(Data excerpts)
+---+

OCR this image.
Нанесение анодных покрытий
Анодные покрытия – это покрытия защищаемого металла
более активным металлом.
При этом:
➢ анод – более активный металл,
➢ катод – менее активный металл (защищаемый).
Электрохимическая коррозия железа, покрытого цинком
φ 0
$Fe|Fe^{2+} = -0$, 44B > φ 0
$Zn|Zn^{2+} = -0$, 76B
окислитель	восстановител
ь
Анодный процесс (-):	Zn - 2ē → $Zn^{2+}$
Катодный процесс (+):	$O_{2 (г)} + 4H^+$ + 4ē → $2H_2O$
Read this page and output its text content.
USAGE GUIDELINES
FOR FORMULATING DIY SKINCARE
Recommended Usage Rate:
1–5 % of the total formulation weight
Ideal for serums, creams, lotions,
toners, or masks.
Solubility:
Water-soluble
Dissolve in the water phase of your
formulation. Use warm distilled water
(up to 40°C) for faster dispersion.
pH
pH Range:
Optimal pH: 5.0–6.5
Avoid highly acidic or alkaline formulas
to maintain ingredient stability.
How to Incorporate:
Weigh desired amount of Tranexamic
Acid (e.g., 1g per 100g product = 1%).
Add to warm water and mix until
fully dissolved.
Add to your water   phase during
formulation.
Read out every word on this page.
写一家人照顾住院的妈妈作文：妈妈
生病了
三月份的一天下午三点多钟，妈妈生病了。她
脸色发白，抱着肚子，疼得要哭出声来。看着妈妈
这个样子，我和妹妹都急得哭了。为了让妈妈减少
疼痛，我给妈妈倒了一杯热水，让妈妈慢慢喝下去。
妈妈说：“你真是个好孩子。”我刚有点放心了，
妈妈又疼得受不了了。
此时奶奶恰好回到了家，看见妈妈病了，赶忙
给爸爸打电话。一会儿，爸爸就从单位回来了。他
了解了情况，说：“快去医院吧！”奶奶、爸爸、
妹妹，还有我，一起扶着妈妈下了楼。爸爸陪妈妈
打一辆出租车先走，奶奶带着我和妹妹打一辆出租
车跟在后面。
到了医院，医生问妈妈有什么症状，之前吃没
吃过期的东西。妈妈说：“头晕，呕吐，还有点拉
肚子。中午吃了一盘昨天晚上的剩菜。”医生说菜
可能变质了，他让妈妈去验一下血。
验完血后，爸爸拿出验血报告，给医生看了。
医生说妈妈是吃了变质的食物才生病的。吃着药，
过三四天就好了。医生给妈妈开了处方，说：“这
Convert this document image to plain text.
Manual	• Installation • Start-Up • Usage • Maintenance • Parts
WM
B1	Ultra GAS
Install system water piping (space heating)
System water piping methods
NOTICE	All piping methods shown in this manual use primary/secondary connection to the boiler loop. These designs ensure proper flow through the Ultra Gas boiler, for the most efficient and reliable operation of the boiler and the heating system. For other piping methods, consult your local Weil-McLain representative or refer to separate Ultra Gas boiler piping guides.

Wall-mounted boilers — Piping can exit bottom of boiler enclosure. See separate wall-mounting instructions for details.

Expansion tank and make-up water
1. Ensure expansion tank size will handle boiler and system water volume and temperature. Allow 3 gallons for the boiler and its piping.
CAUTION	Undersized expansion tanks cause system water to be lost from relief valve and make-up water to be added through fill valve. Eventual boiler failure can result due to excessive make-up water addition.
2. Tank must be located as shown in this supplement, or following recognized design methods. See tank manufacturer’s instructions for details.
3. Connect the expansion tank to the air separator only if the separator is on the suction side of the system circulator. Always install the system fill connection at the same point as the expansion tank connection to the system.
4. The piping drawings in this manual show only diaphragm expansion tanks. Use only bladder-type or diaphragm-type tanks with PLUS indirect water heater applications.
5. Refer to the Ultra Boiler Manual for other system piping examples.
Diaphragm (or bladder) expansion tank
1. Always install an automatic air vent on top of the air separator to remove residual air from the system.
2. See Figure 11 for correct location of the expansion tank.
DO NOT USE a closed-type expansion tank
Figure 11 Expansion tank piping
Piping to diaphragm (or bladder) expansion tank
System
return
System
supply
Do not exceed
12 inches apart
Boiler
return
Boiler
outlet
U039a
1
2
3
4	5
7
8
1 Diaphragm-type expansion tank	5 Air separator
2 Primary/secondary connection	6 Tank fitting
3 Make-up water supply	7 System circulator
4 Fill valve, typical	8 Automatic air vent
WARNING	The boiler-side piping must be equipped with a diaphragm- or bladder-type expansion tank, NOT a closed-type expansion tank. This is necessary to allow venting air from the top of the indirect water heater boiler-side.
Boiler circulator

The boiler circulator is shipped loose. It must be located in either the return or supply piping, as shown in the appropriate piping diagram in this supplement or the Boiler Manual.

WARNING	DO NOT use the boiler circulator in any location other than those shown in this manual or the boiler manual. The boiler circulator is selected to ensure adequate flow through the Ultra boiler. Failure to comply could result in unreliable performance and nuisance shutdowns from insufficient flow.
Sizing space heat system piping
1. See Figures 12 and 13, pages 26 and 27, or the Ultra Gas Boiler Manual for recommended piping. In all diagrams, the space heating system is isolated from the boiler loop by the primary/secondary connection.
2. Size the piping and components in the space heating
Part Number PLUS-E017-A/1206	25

+---+

● **WHAT TO DO**
Repeat the listing in full, keeping every line exactly as it is.

● **FINISHED EXERCISE**
OCR this image.
Нанесение анодных покрытий
Анодные покрытия – это покрытия защищаемого металла
более активным металлом.
При этом:
➢ анод – более активный металл,
➢ катод – менее активный металл (защищаемый).
Электрохимическая коррозия железа, покрытого цинком
φ 0
$Fe|Fe^{2+} = -0$, 44B > φ 0
$Zn|Zn^{2+} = -0$, 76B
окислитель	восстановител
ь
Анодный процесс (-):	Zn - 2ē → $Zn^{2+}$
Катодный процесс (+):	$O_{2 (г)} + 4H^+$ + 4ē → $2H_2O$
Read this page and output its text content.
USAGE GUIDELINES
FOR FORMULATING DIY SKINCARE
Recommended Usage Rate:
1–5 % of the total formulation weight
Ideal for serums, creams, lotions,
toners, or masks.
Solubility:
Water-soluble
Dissolve in the water phase of your
formulation. Use warm distilled water
(up to 40°C) for faster dispersion.
pH
pH Range:
Optimal pH: 5.0–6.5
Avoid highly acidic or alkaline formulas
to maintain ingredient stability.
How to Incorporate:
Weigh desired amount of Tranexamic
Acid (e.g., 1g per 100g product = 1%).
Add to warm water and mix until
fully dissolved.
Add to your water   phase during
formulation.
Read out every word on this page.
写一家人照顾住院的妈妈作文：妈妈
生病了
三月份的一天下午三点多钟，妈妈生病了。她
脸色发白，抱着肚子，疼得要哭出声来。看着妈妈
这个样子，我和妹妹都急得哭了。为了让妈妈减少
疼痛，我给妈妈倒了一杯热水，让妈妈慢慢喝下去。
妈妈说：“你真是个好孩子。”我刚有点放心了，
妈妈又疼得受不了了。
此时奶奶恰好回到了家，看见妈妈病了，赶忙
给爸爸打电话。一会儿，爸爸就从单位回来了。他
了解了情况，说：“快去医院吧！”奶奶、爸爸、
妹妹，还有我，一起扶着妈妈下了楼。爸爸陪妈妈
打一辆出租车先走，奶奶带着我和妹妹打一辆出租
车跟在后面。
到了医院，医生问妈妈有什么症状，之前吃没
吃过期的东西。妈妈说：“头晕，呕吐，还有点拉
肚子。中午吃了一盘昨天晚上的剩菜。”医生说菜
可能变质了，他让妈妈去验一下血。
验完血后，爸爸拿出验血报告，给医生看了。
医生说妈妈是吃了变质的食物才生病的。吃着药，
过三四天就好了。医生给妈妈开了处方，说：“这
Convert this document image to plain text.
Manual	• Installation • Start-Up • Usage • Maintenance • Parts
WM
B1	Ultra GAS
Install system water piping (space heating)
System water piping methods
NOTICE	All piping methods shown in this manual use primary/secondary connection to the boiler loop. These designs ensure proper flow through the Ultra Gas boiler, for the most efficient and reliable operation of the boiler and the heating system. For other piping methods, consult your local Weil-McLain representative or refer to separate Ultra Gas boiler piping guides.

Wall-mounted boilers — Piping can exit bottom of boiler enclosure. See separate wall-mounting instructions for details.

Expansion tank and make-up water
1. Ensure expansion tank size will handle boiler and system water volume and temperature. Allow 3 gallons for the boiler and its piping.
CAUTION	Undersized expansion tanks cause system water to be lost from relief valve and make-up water to be added through fill valve. Eventual boiler failure can result due to excessive make-up water addition.
2. Tank must be located as shown in this supplement, or following recognized design methods. See tank manufacturer’s instructions for details.
3. Connect the expansion tank to the air separator only if the separator is on the suction side of the system circulator. Always install the system fill connection at the same point as the expansion tank connection to the system.
4. The piping drawings in this manual show only diaphragm expansion tanks. Use only bladder-type or diaphragm-type tanks with PLUS indirect water heater applications.
5. Refer to the Ultra Boiler Manual for other system piping examples.
Diaphragm (or bladder) expansion tank
1. Always install an automatic air vent on top of the air separator to remove residual air from the system.
2. See Figure 11 for correct location of the expansion tank.
DO NOT USE a closed-type expansion tank
Figure 11 Expansion tank piping
Piping to diaphragm (or bladder) expansion tank
System
return
System
supply
Do not exceed
12 inches apart
Boiler
return
Boiler
outlet
U039a
1
2
3
4	5
7
8
1 Diaphragm-type expansion tank	5 Air separator
2 Primary/secondary connection	6 Tank fitting
3 Make-up water supply	7 System circulator
4 Fill valve, typical	8 Automatic air vent
WARNING	The boiler-side piping must be equipped with a diaphragm- or bladder-type expansion tank, NOT a closed-type expansion tank. This is necessary to allow venting air from the top of the indirect water heater boiler-side.
Boiler circulator

The boiler circulator is shipped loose. It must be located in either the return or supply piping, as shown in the appropriate piping diagram in this supplement or the Boiler Manual.

WARNING	DO NOT use the boiler circulator in any location other than those shown in this manual or the boiler manual. The boiler circulator is selected to ensure adequate flow through the Ultra boiler. Failure to comply could result in unreliable performance and nuisance shutdowns from insufficient flow.
Sizing space heat system piping
1. See Figures 12 and 13, pages 26 and 27, or the Ultra Gas Boiler Manual for recommended piping. In all diagrams, the space heating system is isolated from the boiler loop by the primary/secondary connection.
2. Size the piping and components in the space heating
Part Number PLUS-E017-A/1206	25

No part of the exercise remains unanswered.